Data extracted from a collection

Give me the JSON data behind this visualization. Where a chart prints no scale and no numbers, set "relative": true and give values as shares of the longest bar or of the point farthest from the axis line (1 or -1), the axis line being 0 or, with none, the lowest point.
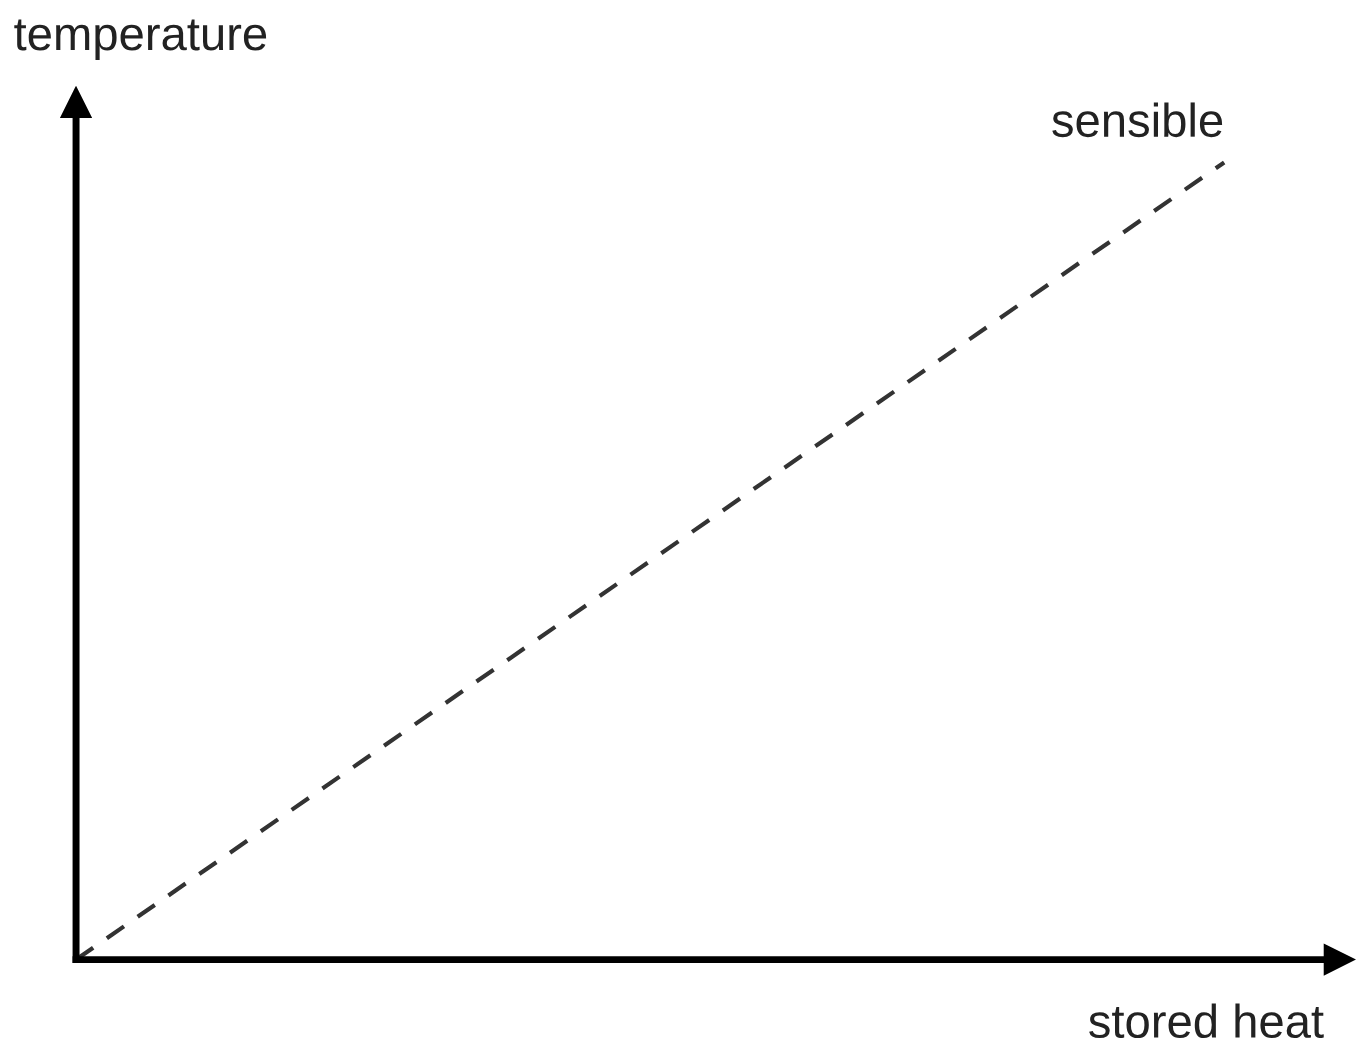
{
  "chart_data": {
    "type": "line",
    "relative": true,
    "xlabel": "stored heat",
    "ylabel": "temperature",
    "categories": [
      null,
      null
    ],
    "series": [
      {
        "name": "sensible",
        "color": "#333333",
        "values": [
          0,
          1
        ]
      }
    ],
    "line_style": "dashed"
  }
}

> **GIVEN REQUEST**: Retype the records exactly. Any image in them should not appear in what you write.

> **ANSWER FOR THIS EXERCISE**:
Give me the JSON data behind this visualization. Where a chart prints no scale and no numbers, set "relative": true and give values as shares of the longest bar or of the point farthest from the axis line (1 or -1), the axis line being 0 or, with none, the lowest point.
{
  "chart_data": {
    "type": "line",
    "relative": true,
    "xlabel": "stored heat",
    "ylabel": "temperature",
    "categories": [
      null,
      null
    ],
    "series": [
      {
        "name": "sensible",
        "color": "#333333",
        "values": [
          0,
          1
        ]
      }
    ],
    "line_style": "dashed"
  }
}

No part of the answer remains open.